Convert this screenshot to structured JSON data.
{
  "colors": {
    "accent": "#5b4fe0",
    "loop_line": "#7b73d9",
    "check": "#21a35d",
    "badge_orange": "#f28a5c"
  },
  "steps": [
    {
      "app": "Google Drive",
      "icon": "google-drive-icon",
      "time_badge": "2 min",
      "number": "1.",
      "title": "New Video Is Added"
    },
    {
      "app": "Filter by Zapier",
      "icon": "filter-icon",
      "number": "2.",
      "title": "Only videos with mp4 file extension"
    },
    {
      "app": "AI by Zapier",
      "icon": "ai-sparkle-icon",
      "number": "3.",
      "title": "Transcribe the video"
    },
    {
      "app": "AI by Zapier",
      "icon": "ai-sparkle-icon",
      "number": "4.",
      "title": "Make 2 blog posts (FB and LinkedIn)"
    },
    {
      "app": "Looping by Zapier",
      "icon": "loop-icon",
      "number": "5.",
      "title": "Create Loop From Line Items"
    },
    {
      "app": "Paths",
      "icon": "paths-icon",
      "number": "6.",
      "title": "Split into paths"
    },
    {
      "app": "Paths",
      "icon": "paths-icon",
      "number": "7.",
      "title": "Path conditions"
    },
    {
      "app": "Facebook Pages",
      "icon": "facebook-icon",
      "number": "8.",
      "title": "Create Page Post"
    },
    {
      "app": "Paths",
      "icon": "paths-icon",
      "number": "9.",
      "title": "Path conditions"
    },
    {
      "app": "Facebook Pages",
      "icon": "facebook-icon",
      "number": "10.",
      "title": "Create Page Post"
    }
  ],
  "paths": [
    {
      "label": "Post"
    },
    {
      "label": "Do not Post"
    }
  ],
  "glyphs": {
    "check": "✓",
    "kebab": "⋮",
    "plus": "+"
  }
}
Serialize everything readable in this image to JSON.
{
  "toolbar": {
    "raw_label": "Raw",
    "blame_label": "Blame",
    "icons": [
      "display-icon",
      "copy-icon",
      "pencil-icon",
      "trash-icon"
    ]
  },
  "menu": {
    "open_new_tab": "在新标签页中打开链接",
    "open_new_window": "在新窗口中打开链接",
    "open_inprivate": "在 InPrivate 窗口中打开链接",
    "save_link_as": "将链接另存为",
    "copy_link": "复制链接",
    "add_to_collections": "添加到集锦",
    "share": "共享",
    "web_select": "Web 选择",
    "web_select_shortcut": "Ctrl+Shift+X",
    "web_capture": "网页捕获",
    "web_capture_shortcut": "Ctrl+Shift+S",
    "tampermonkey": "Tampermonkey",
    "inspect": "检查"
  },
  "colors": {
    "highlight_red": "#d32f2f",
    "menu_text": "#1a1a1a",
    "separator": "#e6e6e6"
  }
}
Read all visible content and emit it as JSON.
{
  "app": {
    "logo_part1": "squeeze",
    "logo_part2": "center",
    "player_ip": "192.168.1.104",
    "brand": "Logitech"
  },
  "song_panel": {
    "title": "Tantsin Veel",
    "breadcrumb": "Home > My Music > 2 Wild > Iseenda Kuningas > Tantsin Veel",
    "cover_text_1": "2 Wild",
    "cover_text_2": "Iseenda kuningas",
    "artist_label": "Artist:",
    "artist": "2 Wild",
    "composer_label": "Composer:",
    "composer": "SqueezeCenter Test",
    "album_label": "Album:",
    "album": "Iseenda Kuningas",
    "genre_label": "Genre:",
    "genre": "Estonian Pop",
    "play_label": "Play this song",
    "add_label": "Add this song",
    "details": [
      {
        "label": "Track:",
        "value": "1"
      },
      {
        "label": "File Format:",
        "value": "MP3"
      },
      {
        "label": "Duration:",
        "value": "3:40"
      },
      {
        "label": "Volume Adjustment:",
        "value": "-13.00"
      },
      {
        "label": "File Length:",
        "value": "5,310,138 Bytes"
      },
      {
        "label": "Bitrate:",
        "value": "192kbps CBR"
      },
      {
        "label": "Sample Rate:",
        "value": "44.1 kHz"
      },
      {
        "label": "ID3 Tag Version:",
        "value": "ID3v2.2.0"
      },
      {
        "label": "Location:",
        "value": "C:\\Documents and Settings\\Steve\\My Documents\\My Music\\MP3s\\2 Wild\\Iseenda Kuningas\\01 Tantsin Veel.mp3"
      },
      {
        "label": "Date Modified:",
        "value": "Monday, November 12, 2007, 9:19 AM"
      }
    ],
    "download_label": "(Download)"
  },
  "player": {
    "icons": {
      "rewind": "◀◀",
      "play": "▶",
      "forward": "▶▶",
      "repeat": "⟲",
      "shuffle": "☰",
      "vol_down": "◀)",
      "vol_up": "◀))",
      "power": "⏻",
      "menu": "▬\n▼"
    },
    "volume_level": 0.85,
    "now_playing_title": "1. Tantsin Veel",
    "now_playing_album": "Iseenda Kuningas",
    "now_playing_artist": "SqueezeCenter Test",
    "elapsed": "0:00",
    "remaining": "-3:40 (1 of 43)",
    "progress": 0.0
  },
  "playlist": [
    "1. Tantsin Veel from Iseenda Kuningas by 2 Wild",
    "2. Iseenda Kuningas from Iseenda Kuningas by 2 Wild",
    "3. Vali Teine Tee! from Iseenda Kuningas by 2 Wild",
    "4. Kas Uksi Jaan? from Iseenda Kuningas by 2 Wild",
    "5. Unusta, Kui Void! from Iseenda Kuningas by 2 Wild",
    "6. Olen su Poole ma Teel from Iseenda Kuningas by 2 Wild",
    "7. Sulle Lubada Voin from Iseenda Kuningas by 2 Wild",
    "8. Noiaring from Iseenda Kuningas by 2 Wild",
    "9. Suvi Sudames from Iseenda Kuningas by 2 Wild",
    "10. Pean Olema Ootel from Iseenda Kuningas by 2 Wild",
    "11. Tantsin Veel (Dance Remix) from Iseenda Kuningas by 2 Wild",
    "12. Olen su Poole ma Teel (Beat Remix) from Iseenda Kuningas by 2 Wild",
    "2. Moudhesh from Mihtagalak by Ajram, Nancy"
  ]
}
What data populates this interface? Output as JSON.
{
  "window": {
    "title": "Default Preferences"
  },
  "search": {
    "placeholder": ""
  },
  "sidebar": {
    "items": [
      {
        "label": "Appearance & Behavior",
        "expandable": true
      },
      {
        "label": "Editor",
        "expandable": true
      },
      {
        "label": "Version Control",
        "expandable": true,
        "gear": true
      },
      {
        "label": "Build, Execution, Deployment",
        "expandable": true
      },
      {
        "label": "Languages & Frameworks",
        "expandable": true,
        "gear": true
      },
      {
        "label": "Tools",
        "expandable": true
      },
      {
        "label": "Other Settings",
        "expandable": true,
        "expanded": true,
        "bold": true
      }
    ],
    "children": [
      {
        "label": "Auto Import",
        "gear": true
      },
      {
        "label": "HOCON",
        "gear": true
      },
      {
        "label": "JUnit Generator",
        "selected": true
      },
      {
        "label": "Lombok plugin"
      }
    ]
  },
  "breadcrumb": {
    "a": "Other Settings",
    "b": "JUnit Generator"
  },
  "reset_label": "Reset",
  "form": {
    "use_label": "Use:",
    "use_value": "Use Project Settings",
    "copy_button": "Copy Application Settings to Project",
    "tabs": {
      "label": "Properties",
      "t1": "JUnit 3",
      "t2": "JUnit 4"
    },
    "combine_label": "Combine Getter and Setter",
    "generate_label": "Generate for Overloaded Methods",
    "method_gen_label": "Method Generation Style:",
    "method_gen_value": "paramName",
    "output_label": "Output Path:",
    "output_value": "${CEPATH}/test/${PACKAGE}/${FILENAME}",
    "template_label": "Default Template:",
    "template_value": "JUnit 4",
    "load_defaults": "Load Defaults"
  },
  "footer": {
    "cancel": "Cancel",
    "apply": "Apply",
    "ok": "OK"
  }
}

BRIEF => Determine the number of lines in these entries that contain the word "JUnit", and write only that number.

EXPECTED ANSWER => 5